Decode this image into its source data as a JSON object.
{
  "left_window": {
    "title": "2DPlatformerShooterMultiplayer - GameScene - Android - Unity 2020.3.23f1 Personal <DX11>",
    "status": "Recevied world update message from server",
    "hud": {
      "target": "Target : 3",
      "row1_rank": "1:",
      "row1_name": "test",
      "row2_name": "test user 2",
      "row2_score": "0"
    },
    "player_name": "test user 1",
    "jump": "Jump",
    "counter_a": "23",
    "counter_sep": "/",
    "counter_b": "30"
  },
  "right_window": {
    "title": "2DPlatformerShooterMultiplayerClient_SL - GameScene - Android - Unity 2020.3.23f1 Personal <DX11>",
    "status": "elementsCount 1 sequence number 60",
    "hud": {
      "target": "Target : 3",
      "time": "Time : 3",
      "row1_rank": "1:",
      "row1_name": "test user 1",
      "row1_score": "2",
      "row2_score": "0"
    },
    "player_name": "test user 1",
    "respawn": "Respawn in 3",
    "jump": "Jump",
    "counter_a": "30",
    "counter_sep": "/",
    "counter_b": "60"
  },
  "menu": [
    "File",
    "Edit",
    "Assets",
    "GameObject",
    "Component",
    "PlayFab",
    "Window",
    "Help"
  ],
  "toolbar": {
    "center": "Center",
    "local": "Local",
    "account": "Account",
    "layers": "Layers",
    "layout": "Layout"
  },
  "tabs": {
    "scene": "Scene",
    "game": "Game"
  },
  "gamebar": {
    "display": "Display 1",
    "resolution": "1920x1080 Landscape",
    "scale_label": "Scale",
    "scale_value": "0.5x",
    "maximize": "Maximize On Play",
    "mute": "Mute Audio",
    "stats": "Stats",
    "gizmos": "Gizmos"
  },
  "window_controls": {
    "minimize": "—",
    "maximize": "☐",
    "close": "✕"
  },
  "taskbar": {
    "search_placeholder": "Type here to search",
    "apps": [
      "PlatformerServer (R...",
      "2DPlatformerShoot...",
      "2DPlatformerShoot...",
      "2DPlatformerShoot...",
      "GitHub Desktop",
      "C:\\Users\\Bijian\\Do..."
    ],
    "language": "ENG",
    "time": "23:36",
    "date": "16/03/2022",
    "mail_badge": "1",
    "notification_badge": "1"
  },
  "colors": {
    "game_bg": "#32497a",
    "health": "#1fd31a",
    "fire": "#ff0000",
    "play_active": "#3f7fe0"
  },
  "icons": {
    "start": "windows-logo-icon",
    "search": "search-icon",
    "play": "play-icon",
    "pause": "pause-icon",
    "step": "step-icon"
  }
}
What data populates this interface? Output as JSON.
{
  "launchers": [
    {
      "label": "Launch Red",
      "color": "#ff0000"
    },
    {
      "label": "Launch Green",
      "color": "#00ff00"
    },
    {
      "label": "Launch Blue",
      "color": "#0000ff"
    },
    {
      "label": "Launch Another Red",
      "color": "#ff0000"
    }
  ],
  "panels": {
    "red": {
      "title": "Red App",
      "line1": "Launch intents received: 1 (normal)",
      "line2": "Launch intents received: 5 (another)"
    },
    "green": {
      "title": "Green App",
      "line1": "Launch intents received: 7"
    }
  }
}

- _Exercise task_
Print the material above once more, exactly.

- _Worked solution_
Decode this image into its source data as a JSON object.
{
  "left_window": {
    "title": "2DPlatformerShooterMultiplayer - GameScene - Android - Unity 2020.3.23f1 Personal <DX11>",
    "status": "Recevied world update message from server",
    "hud": {
      "target": "Target : 3",
      "row1_rank": "1:",
      "row1_name": "test",
      "row2_name": "test user 2",
      "row2_score": "0"
    },
    "player_name": "test user 1",
    "jump": "Jump",
    "counter_a": "23",
    "counter_sep": "/",
    "counter_b": "30"
  },
  "right_window": {
    "title": "2DPlatformerShooterMultiplayerClient_SL - GameScene - Android - Unity 2020.3.23f1 Personal <DX11>",
    "status": "elementsCount 1 sequence number 60",
    "hud": {
      "target": "Target : 3",
      "time": "Time : 3",
      "row1_rank": "1:",
      "row1_name": "test user 1",
      "row1_score": "2",
      "row2_score": "0"
    },
    "player_name": "test user 1",
    "respawn": "Respawn in 3",
    "jump": "Jump",
    "counter_a": "30",
    "counter_sep": "/",
    "counter_b": "60"
  },
  "menu": [
    "File",
    "Edit",
    "Assets",
    "GameObject",
    "Component",
    "PlayFab",
    "Window",
    "Help"
  ],
  "toolbar": {
    "center": "Center",
    "local": "Local",
    "account": "Account",
    "layers": "Layers",
    "layout": "Layout"
  },
  "tabs": {
    "scene": "Scene",
    "game": "Game"
  },
  "gamebar": {
    "display": "Display 1",
    "resolution": "1920x1080 Landscape",
    "scale_label": "Scale",
    "scale_value": "0.5x",
    "maximize": "Maximize On Play",
    "mute": "Mute Audio",
    "stats": "Stats",
    "gizmos": "Gizmos"
  },
  "window_controls": {
    "minimize": "—",
    "maximize": "☐",
    "close": "✕"
  },
  "taskbar": {
    "search_placeholder": "Type here to search",
    "apps": [
      "PlatformerServer (R...",
      "2DPlatformerShoot...",
      "2DPlatformerShoot...",
      "2DPlatformerShoot...",
      "GitHub Desktop",
      "C:\\Users\\Bijian\\Do..."
    ],
    "language": "ENG",
    "time": "23:36",
    "date": "16/03/2022",
    "mail_badge": "1",
    "notification_badge": "1"
  },
  "colors": {
    "game_bg": "#32497a",
    "health": "#1fd31a",
    "fire": "#ff0000",
    "play_active": "#3f7fe0"
  },
  "icons": {
    "start": "windows-logo-icon",
    "search": "search-icon",
    "play": "play-icon",
    "pause": "pause-icon",
    "step": "step-icon"
  }
}
What data populates this interface? Output as JSON.
{
  "launchers": [
    {
      "label": "Launch Red",
      "color": "#ff0000"
    },
    {
      "label": "Launch Green",
      "color": "#00ff00"
    },
    {
      "label": "Launch Blue",
      "color": "#0000ff"
    },
    {
      "label": "Launch Another Red",
      "color": "#ff0000"
    }
  ],
  "panels": {
    "red": {
      "title": "Red App",
      "line1": "Launch intents received: 1 (normal)",
      "line2": "Launch intents received: 5 (another)"
    },
    "green": {
      "title": "Green App",
      "line1": "Launch intents received: 7"
    }
  }
}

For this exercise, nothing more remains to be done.